Return the whole listing, keeping every character the same.

'''

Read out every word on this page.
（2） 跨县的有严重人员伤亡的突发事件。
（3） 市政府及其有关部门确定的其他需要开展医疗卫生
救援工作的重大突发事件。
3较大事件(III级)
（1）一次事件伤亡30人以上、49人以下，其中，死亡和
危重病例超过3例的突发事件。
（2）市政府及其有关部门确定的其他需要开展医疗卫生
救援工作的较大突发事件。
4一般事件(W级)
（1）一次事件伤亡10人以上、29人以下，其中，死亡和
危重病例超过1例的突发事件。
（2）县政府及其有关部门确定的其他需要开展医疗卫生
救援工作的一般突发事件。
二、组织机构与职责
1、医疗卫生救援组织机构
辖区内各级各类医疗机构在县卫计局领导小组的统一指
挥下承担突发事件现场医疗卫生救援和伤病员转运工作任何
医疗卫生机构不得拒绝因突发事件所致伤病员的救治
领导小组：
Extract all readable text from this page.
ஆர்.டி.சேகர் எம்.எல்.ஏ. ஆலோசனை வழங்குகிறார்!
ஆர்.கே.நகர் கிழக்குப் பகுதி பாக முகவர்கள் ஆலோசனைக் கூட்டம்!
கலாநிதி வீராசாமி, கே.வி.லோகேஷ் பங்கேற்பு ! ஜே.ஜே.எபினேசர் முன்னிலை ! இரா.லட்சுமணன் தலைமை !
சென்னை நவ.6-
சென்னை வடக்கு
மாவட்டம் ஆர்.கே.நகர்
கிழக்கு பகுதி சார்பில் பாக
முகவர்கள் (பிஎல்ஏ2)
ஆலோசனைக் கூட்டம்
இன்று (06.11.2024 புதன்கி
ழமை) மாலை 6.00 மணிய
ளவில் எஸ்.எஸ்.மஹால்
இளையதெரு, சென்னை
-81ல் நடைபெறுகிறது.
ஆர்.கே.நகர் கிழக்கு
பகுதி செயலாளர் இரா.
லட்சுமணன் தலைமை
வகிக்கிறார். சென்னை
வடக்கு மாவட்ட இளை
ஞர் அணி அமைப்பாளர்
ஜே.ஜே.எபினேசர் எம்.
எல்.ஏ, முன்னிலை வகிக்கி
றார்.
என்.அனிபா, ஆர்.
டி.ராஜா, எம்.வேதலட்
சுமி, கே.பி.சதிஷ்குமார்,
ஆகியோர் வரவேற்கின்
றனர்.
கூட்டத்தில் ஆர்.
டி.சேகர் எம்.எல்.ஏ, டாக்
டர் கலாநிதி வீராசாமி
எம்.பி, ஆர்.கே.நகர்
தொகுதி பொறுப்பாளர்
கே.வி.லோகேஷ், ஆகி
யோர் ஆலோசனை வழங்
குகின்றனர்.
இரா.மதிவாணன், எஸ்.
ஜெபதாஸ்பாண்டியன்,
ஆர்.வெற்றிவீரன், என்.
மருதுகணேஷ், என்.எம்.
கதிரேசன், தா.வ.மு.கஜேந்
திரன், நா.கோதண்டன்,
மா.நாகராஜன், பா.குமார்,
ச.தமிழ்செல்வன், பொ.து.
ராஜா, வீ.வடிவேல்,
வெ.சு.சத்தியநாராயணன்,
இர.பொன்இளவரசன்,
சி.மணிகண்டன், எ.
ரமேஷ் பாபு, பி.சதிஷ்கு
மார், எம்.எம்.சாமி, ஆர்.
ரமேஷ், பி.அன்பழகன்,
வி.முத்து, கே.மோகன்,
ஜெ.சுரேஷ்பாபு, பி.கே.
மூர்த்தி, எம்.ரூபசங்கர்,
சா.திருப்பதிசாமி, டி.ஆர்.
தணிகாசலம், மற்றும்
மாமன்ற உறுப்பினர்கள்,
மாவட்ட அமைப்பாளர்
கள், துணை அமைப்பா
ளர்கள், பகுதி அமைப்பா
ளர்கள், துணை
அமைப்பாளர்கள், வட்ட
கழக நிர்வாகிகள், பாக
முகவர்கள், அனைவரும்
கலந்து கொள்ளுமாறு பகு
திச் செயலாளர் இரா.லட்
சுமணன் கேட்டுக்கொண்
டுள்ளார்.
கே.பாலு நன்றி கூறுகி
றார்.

'''

» Solution for this task:
Read out every word on this page.
（2） 跨县的有严重人员伤亡的突发事件。
（3） 市政府及其有关部门确定的其他需要开展医疗卫生
救援工作的重大突发事件。
3较大事件(III级)
（1）一次事件伤亡30人以上、49人以下，其中，死亡和
危重病例超过3例的突发事件。
（2）市政府及其有关部门确定的其他需要开展医疗卫生
救援工作的较大突发事件。
4一般事件(W级)
（1）一次事件伤亡10人以上、29人以下，其中，死亡和
危重病例超过1例的突发事件。
（2）县政府及其有关部门确定的其他需要开展医疗卫生
救援工作的一般突发事件。
二、组织机构与职责
1、医疗卫生救援组织机构
辖区内各级各类医疗机构在县卫计局领导小组的统一指
挥下承担突发事件现场医疗卫生救援和伤病员转运工作任何
医疗卫生机构不得拒绝因突发事件所致伤病员的救治
领导小组：
Extract all readable text from this page.
ஆர்.டி.சேகர் எம்.எல்.ஏ. ஆலோசனை வழங்குகிறார்!
ஆர்.கே.நகர் கிழக்குப் பகுதி பாக முகவர்கள் ஆலோசனைக் கூட்டம்!
கலாநிதி வீராசாமி, கே.வி.லோகேஷ் பங்கேற்பு ! ஜே.ஜே.எபினேசர் முன்னிலை ! இரா.லட்சுமணன் தலைமை !
சென்னை நவ.6-
சென்னை வடக்கு
மாவட்டம் ஆர்.கே.நகர்
கிழக்கு பகுதி சார்பில் பாக
முகவர்கள் (பிஎல்ஏ2)
ஆலோசனைக் கூட்டம்
இன்று (06.11.2024 புதன்கி
ழமை) மாலை 6.00 மணிய
ளவில் எஸ்.எஸ்.மஹால்
இளையதெரு, சென்னை
-81ல் நடைபெறுகிறது.
ஆர்.கே.நகர் கிழக்கு
பகுதி செயலாளர் இரா.
லட்சுமணன் தலைமை
வகிக்கிறார். சென்னை
வடக்கு மாவட்ட இளை
ஞர் அணி அமைப்பாளர்
ஜே.ஜே.எபினேசர் எம்.
எல்.ஏ, முன்னிலை வகிக்கி
றார்.
என்.அனிபா, ஆர்.
டி.ராஜா, எம்.வேதலட்
சுமி, கே.பி.சதிஷ்குமார்,
ஆகியோர் வரவேற்கின்
றனர்.
கூட்டத்தில் ஆர்.
டி.சேகர் எம்.எல்.ஏ, டாக்
டர் கலாநிதி வீராசாமி
எம்.பி, ஆர்.கே.நகர்
தொகுதி பொறுப்பாளர்
கே.வி.லோகேஷ், ஆகி
யோர் ஆலோசனை வழங்
குகின்றனர்.
இரா.மதிவாணன், எஸ்.
ஜெபதாஸ்பாண்டியன்,
ஆர்.வெற்றிவீரன், என்.
மருதுகணேஷ், என்.எம்.
கதிரேசன், தா.வ.மு.கஜேந்
திரன், நா.கோதண்டன்,
மா.நாகராஜன், பா.குமார்,
ச.தமிழ்செல்வன், பொ.து.
ராஜா, வீ.வடிவேல்,
வெ.சு.சத்தியநாராயணன்,
இர.பொன்இளவரசன்,
சி.மணிகண்டன், எ.
ரமேஷ் பாபு, பி.சதிஷ்கு
மார், எம்.எம்.சாமி, ஆர்.
ரமேஷ், பி.அன்பழகன்,
வி.முத்து, கே.மோகன்,
ஜெ.சுரேஷ்பாபு, பி.கே.
மூர்த்தி, எம்.ரூபசங்கர்,
சா.திருப்பதிசாமி, டி.ஆர்.
தணிகாசலம், மற்றும்
மாமன்ற உறுப்பினர்கள்,
மாவட்ட அமைப்பாளர்
கள், துணை அமைப்பா
ளர்கள், பகுதி அமைப்பா
ளர்கள், துணை
அமைப்பாளர்கள், வட்ட
கழக நிர்வாகிகள், பாக
முகவர்கள், அனைவரும்
கலந்து கொள்ளுமாறு பகு
திச் செயலாளர் இரா.லட்
சுமணன் கேட்டுக்கொண்
டுள்ளார்.
கே.பாலு நன்றி கூறுகி
றார்.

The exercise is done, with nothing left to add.